- [Job] Return every record below exactly as written, omitting any pictures.

- [Material provided]
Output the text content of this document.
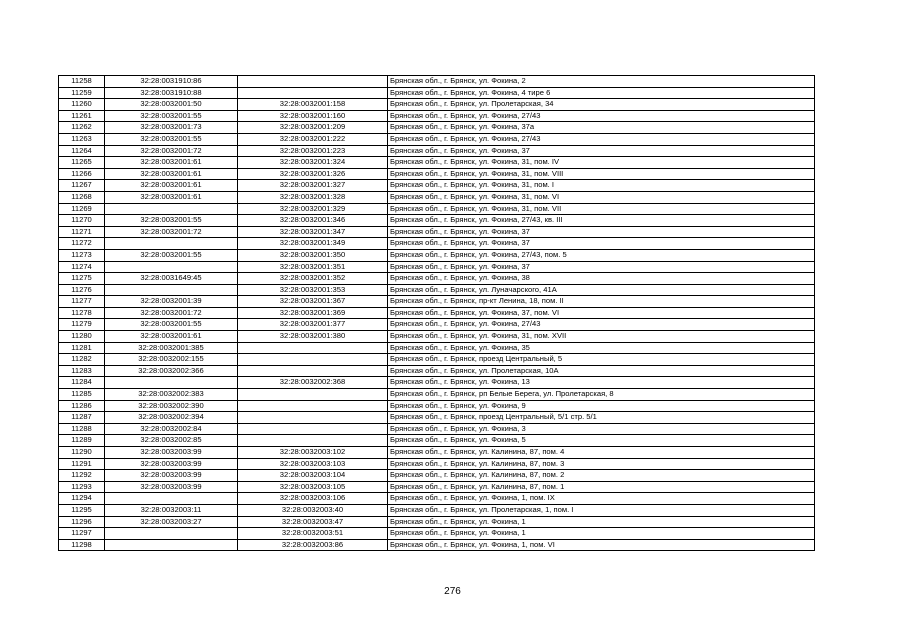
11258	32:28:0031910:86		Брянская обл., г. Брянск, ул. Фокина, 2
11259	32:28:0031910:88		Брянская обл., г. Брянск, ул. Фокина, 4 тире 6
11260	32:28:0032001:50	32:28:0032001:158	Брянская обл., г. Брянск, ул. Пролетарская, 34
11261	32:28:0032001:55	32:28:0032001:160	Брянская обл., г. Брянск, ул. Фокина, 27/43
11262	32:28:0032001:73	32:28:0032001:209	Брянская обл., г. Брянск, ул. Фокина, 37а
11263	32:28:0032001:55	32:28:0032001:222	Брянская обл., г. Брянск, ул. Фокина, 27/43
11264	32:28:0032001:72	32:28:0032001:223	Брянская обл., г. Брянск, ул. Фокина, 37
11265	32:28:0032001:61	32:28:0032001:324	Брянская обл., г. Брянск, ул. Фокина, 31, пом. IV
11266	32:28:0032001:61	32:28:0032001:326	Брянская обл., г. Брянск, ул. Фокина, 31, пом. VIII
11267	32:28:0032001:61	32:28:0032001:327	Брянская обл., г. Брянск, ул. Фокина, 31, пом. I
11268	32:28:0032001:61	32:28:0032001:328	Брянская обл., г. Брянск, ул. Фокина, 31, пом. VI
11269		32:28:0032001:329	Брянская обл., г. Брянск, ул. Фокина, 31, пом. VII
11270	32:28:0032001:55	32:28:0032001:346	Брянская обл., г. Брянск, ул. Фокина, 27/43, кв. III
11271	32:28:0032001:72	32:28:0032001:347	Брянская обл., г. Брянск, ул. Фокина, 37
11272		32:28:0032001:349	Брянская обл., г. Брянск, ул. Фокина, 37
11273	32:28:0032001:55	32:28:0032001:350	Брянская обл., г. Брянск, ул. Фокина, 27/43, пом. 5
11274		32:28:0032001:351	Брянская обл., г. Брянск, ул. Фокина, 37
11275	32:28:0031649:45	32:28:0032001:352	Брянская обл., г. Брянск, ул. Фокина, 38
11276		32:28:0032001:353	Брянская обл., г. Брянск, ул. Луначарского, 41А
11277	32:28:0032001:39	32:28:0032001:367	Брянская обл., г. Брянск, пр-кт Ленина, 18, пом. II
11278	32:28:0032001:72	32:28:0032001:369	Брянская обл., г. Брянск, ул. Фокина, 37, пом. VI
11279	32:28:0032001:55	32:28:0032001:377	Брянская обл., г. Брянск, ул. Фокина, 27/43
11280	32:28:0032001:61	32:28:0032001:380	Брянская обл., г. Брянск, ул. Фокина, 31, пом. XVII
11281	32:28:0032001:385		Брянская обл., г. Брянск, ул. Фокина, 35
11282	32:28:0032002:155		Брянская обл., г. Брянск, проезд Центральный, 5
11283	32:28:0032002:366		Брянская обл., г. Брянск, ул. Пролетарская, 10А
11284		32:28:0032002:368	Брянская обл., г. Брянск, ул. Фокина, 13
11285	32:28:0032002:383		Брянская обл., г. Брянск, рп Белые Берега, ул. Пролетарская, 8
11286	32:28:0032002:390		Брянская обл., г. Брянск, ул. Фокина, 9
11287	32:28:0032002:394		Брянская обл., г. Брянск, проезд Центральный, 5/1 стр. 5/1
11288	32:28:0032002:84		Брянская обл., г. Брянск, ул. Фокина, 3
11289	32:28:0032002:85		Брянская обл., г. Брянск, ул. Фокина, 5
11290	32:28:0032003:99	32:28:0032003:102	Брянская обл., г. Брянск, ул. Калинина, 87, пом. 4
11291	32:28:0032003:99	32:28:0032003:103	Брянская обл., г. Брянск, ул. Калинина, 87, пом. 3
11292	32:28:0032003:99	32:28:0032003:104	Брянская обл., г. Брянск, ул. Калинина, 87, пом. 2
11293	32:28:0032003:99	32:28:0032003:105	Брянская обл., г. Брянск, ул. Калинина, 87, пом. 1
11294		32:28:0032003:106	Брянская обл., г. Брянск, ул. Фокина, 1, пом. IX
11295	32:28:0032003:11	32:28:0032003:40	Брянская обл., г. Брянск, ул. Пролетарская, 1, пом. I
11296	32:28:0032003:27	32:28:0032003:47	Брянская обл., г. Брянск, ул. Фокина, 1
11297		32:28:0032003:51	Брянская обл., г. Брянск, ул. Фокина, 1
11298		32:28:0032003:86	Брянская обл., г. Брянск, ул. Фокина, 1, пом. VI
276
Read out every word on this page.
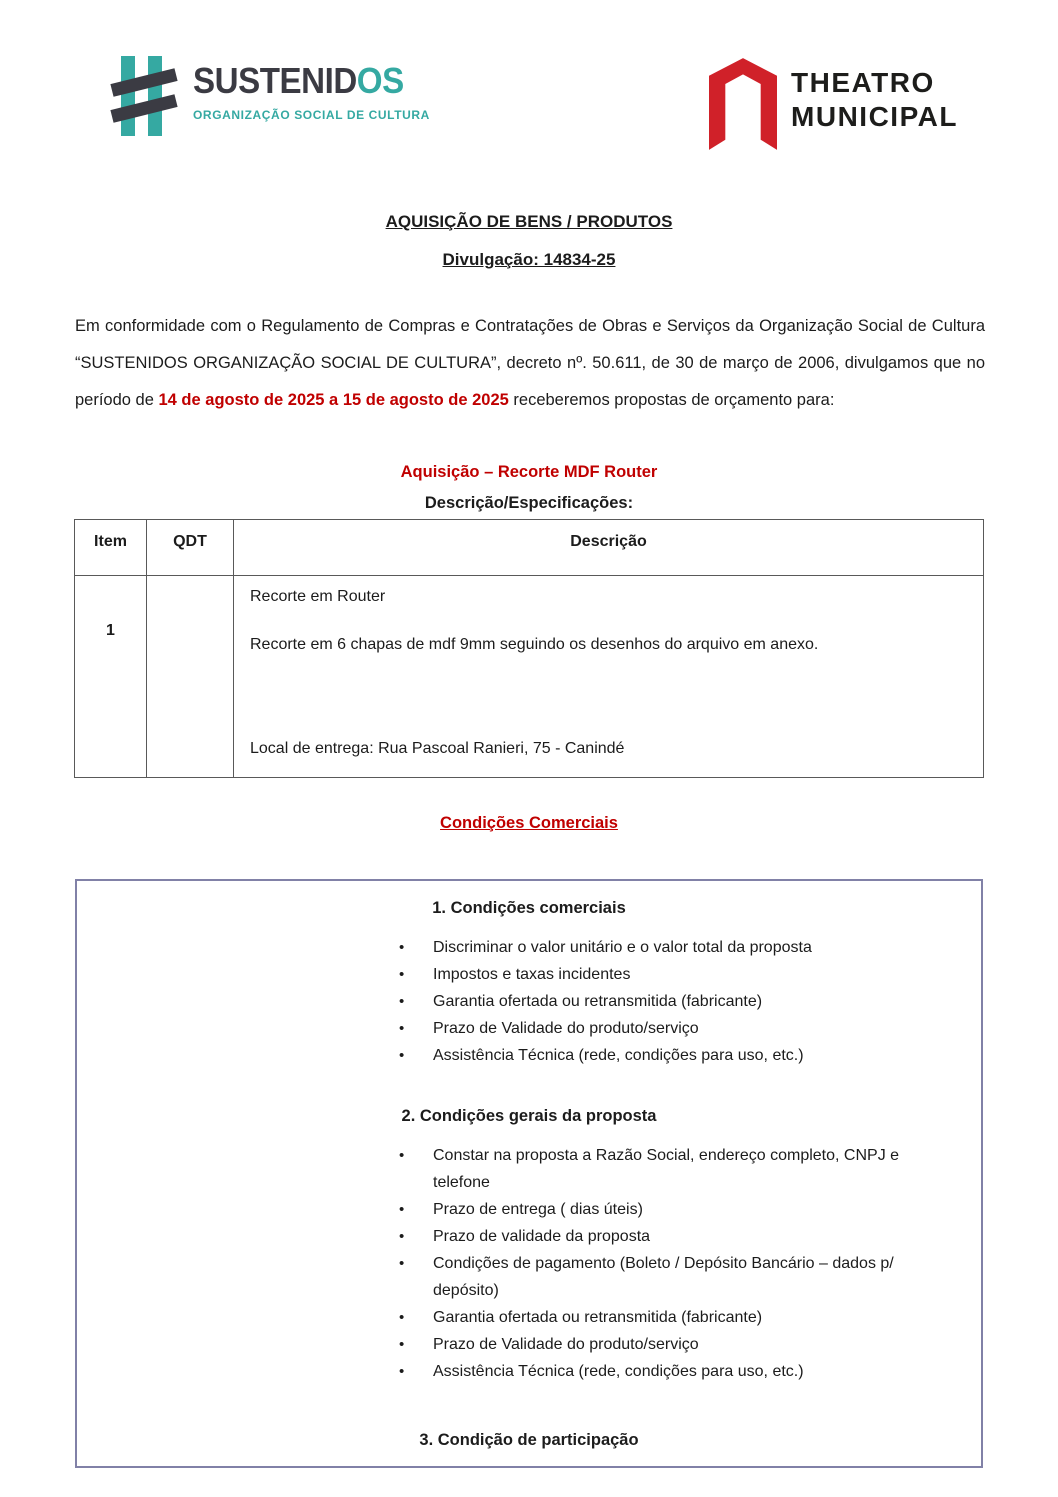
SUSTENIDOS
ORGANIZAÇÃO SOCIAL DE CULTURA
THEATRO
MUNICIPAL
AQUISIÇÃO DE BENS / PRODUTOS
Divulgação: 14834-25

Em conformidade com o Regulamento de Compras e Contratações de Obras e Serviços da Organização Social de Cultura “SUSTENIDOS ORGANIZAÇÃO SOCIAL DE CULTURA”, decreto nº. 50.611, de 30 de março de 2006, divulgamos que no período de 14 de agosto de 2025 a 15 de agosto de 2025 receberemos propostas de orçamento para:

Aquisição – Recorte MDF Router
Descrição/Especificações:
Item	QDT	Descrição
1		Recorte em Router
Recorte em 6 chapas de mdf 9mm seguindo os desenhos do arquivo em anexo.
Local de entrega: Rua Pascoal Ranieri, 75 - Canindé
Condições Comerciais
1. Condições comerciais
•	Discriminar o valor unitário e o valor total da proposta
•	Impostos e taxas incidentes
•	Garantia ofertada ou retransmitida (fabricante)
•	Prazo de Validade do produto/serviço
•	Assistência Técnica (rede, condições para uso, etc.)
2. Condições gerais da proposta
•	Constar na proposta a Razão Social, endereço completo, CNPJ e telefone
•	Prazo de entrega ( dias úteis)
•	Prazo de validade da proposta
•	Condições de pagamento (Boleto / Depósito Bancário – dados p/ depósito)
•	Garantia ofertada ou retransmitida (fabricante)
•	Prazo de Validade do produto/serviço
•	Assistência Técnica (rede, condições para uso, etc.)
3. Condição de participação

- [Solution for this task]
Output the text content of this document.
11258	32:28:0031910:86		Брянская обл., г. Брянск, ул. Фокина, 2
11259	32:28:0031910:88		Брянская обл., г. Брянск, ул. Фокина, 4 тире 6
11260	32:28:0032001:50	32:28:0032001:158	Брянская обл., г. Брянск, ул. Пролетарская, 34
11261	32:28:0032001:55	32:28:0032001:160	Брянская обл., г. Брянск, ул. Фокина, 27/43
11262	32:28:0032001:73	32:28:0032001:209	Брянская обл., г. Брянск, ул. Фокина, 37а
11263	32:28:0032001:55	32:28:0032001:222	Брянская обл., г. Брянск, ул. Фокина, 27/43
11264	32:28:0032001:72	32:28:0032001:223	Брянская обл., г. Брянск, ул. Фокина, 37
11265	32:28:0032001:61	32:28:0032001:324	Брянская обл., г. Брянск, ул. Фокина, 31, пом. IV
11266	32:28:0032001:61	32:28:0032001:326	Брянская обл., г. Брянск, ул. Фокина, 31, пом. VIII
11267	32:28:0032001:61	32:28:0032001:327	Брянская обл., г. Брянск, ул. Фокина, 31, пом. I
11268	32:28:0032001:61	32:28:0032001:328	Брянская обл., г. Брянск, ул. Фокина, 31, пом. VI
11269		32:28:0032001:329	Брянская обл., г. Брянск, ул. Фокина, 31, пом. VII
11270	32:28:0032001:55	32:28:0032001:346	Брянская обл., г. Брянск, ул. Фокина, 27/43, кв. III
11271	32:28:0032001:72	32:28:0032001:347	Брянская обл., г. Брянск, ул. Фокина, 37
11272		32:28:0032001:349	Брянская обл., г. Брянск, ул. Фокина, 37
11273	32:28:0032001:55	32:28:0032001:350	Брянская обл., г. Брянск, ул. Фокина, 27/43, пом. 5
11274		32:28:0032001:351	Брянская обл., г. Брянск, ул. Фокина, 37
11275	32:28:0031649:45	32:28:0032001:352	Брянская обл., г. Брянск, ул. Фокина, 38
11276		32:28:0032001:353	Брянская обл., г. Брянск, ул. Луначарского, 41А
11277	32:28:0032001:39	32:28:0032001:367	Брянская обл., г. Брянск, пр-кт Ленина, 18, пом. II
11278	32:28:0032001:72	32:28:0032001:369	Брянская обл., г. Брянск, ул. Фокина, 37, пом. VI
11279	32:28:0032001:55	32:28:0032001:377	Брянская обл., г. Брянск, ул. Фокина, 27/43
11280	32:28:0032001:61	32:28:0032001:380	Брянская обл., г. Брянск, ул. Фокина, 31, пом. XVII
11281	32:28:0032001:385		Брянская обл., г. Брянск, ул. Фокина, 35
11282	32:28:0032002:155		Брянская обл., г. Брянск, проезд Центральный, 5
11283	32:28:0032002:366		Брянская обл., г. Брянск, ул. Пролетарская, 10А
11284		32:28:0032002:368	Брянская обл., г. Брянск, ул. Фокина, 13
11285	32:28:0032002:383		Брянская обл., г. Брянск, рп Белые Берега, ул. Пролетарская, 8
11286	32:28:0032002:390		Брянская обл., г. Брянск, ул. Фокина, 9
11287	32:28:0032002:394		Брянская обл., г. Брянск, проезд Центральный, 5/1 стр. 5/1
11288	32:28:0032002:84		Брянская обл., г. Брянск, ул. Фокина, 3
11289	32:28:0032002:85		Брянская обл., г. Брянск, ул. Фокина, 5
11290	32:28:0032003:99	32:28:0032003:102	Брянская обл., г. Брянск, ул. Калинина, 87, пом. 4
11291	32:28:0032003:99	32:28:0032003:103	Брянская обл., г. Брянск, ул. Калинина, 87, пом. 3
11292	32:28:0032003:99	32:28:0032003:104	Брянская обл., г. Брянск, ул. Калинина, 87, пом. 2
11293	32:28:0032003:99	32:28:0032003:105	Брянская обл., г. Брянск, ул. Калинина, 87, пом. 1
11294		32:28:0032003:106	Брянская обл., г. Брянск, ул. Фокина, 1, пом. IX
11295	32:28:0032003:11	32:28:0032003:40	Брянская обл., г. Брянск, ул. Пролетарская, 1, пом. I
11296	32:28:0032003:27	32:28:0032003:47	Брянская обл., г. Брянск, ул. Фокина, 1
11297		32:28:0032003:51	Брянская обл., г. Брянск, ул. Фокина, 1
11298		32:28:0032003:86	Брянская обл., г. Брянск, ул. Фокина, 1, пом. VI
276
Read out every word on this page.
SUSTENIDOS
ORGANIZAÇÃO SOCIAL DE CULTURA
THEATRO
MUNICIPAL
AQUISIÇÃO DE BENS / PRODUTOS
Divulgação: 14834-25

Em conformidade com o Regulamento de Compras e Contratações de Obras e Serviços da Organização Social de Cultura “SUSTENIDOS ORGANIZAÇÃO SOCIAL DE CULTURA”, decreto nº. 50.611, de 30 de março de 2006, divulgamos que no período de 14 de agosto de 2025 a 15 de agosto de 2025 receberemos propostas de orçamento para:

Aquisição – Recorte MDF Router
Descrição/Especificações:
Item	QDT	Descrição
1		Recorte em Router
Recorte em 6 chapas de mdf 9mm seguindo os desenhos do arquivo em anexo.
Local de entrega: Rua Pascoal Ranieri, 75 - Canindé
Condições Comerciais
1. Condições comerciais
•	Discriminar o valor unitário e o valor total da proposta
•	Impostos e taxas incidentes
•	Garantia ofertada ou retransmitida (fabricante)
•	Prazo de Validade do produto/serviço
•	Assistência Técnica (rede, condições para uso, etc.)
2. Condições gerais da proposta
•	Constar na proposta a Razão Social, endereço completo, CNPJ e telefone
•	Prazo de entrega ( dias úteis)
•	Prazo de validade da proposta
•	Condições de pagamento (Boleto / Depósito Bancário – dados p/ depósito)
•	Garantia ofertada ou retransmitida (fabricante)
•	Prazo de Validade do produto/serviço
•	Assistência Técnica (rede, condições para uso, etc.)
3. Condição de participação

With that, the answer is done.